Task details
From the listing below, return each line that includes "name".

Supplied records

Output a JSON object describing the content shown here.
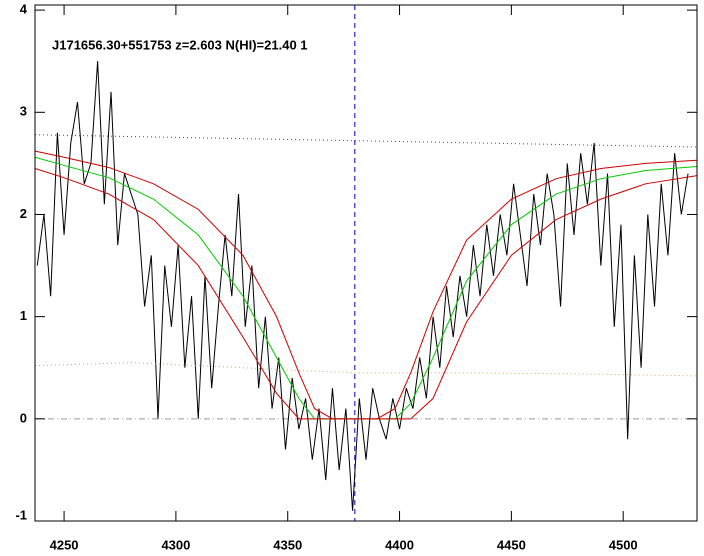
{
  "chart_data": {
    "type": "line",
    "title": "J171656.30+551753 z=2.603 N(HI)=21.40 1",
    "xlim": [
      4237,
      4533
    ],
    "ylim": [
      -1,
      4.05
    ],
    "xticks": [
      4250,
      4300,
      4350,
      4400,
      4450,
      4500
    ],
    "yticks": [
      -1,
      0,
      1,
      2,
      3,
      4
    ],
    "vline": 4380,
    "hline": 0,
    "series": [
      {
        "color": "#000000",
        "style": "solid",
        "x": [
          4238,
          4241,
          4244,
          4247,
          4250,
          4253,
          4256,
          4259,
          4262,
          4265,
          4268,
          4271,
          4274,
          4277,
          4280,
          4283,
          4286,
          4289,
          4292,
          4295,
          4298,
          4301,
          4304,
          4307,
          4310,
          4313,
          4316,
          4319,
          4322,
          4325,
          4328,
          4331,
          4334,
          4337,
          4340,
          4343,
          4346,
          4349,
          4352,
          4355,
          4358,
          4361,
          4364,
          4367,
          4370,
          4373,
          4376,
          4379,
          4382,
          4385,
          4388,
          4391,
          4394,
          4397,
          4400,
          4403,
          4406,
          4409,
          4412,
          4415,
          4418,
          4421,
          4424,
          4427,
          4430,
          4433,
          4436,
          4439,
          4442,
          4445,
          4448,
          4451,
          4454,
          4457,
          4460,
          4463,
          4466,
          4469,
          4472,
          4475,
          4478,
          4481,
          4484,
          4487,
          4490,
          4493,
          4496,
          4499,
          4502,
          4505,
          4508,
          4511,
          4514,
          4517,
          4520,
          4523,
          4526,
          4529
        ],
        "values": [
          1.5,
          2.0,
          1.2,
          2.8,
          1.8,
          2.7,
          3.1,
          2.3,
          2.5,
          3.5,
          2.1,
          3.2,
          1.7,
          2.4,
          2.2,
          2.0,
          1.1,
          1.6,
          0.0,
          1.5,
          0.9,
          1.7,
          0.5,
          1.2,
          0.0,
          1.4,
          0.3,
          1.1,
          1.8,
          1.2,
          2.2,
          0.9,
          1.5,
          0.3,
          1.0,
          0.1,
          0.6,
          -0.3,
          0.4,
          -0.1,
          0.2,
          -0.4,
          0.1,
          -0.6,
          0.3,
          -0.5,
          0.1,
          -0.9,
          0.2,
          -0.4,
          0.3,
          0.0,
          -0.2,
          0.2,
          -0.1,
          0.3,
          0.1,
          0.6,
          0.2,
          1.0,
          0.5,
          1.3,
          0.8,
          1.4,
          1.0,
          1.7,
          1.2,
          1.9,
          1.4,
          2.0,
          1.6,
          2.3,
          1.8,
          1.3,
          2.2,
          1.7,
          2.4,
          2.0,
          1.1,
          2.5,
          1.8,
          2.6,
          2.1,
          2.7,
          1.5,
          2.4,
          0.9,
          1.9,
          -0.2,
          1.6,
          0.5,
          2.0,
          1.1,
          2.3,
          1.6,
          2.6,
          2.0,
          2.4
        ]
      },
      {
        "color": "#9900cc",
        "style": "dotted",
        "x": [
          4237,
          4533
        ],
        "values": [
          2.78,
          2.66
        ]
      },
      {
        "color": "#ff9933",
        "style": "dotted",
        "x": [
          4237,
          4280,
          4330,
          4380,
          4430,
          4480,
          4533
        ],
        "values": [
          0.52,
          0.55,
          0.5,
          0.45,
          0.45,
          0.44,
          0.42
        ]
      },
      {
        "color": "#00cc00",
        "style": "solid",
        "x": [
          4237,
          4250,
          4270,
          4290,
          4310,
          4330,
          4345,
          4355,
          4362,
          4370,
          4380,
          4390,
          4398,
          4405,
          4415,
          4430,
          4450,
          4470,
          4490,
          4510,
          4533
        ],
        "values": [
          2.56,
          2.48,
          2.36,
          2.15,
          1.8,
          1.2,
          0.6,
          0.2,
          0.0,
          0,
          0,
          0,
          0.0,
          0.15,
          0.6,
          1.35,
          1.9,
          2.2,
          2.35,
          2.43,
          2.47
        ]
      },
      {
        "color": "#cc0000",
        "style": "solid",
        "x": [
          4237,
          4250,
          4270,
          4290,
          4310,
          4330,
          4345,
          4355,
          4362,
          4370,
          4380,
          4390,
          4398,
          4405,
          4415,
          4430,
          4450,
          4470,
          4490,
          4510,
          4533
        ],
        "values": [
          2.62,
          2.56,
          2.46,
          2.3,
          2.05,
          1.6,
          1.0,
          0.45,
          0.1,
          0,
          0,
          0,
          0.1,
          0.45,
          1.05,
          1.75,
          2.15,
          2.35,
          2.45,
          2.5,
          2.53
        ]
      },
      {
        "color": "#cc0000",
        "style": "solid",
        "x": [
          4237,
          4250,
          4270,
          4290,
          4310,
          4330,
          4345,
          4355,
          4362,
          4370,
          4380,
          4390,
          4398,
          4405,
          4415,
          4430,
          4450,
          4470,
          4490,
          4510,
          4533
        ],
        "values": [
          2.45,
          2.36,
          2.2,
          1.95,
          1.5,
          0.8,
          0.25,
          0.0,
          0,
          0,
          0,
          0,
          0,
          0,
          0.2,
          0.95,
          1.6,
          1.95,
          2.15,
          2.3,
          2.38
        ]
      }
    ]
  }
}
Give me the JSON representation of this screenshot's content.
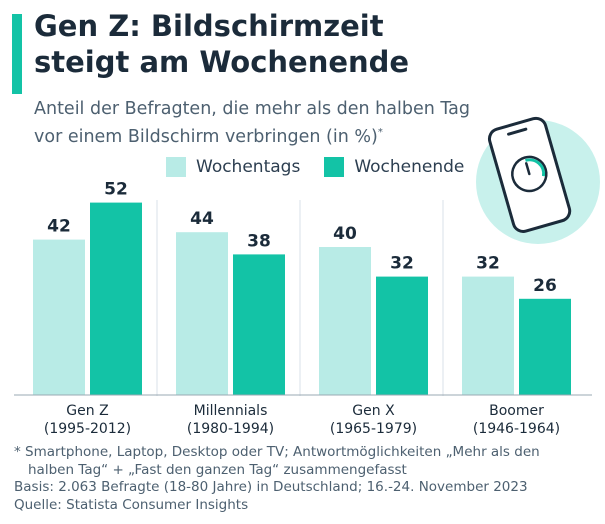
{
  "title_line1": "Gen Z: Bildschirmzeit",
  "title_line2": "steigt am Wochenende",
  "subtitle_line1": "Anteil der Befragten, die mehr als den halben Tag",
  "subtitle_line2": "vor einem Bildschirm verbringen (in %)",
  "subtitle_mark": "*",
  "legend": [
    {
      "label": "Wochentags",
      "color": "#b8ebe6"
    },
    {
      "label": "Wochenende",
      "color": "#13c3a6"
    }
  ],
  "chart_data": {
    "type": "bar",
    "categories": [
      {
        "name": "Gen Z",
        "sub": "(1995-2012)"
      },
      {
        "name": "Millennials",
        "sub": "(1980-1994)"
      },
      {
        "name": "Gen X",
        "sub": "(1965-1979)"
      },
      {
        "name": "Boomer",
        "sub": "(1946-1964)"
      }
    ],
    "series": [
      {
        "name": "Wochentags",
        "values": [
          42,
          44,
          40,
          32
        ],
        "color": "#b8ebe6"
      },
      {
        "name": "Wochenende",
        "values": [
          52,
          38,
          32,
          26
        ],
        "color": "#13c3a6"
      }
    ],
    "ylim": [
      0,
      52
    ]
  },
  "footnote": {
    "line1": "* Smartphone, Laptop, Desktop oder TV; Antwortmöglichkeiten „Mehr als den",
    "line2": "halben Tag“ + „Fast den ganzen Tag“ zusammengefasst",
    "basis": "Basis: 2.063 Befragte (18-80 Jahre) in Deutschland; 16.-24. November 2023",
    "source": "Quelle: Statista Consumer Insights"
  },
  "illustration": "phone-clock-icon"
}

Response to the exercise
        "name": "Gen Z",
        "name": "Millennials",
        "name": "Gen X",
        "name": "Boomer",
        "name": "Wochentags",
        "name": "Wochenende",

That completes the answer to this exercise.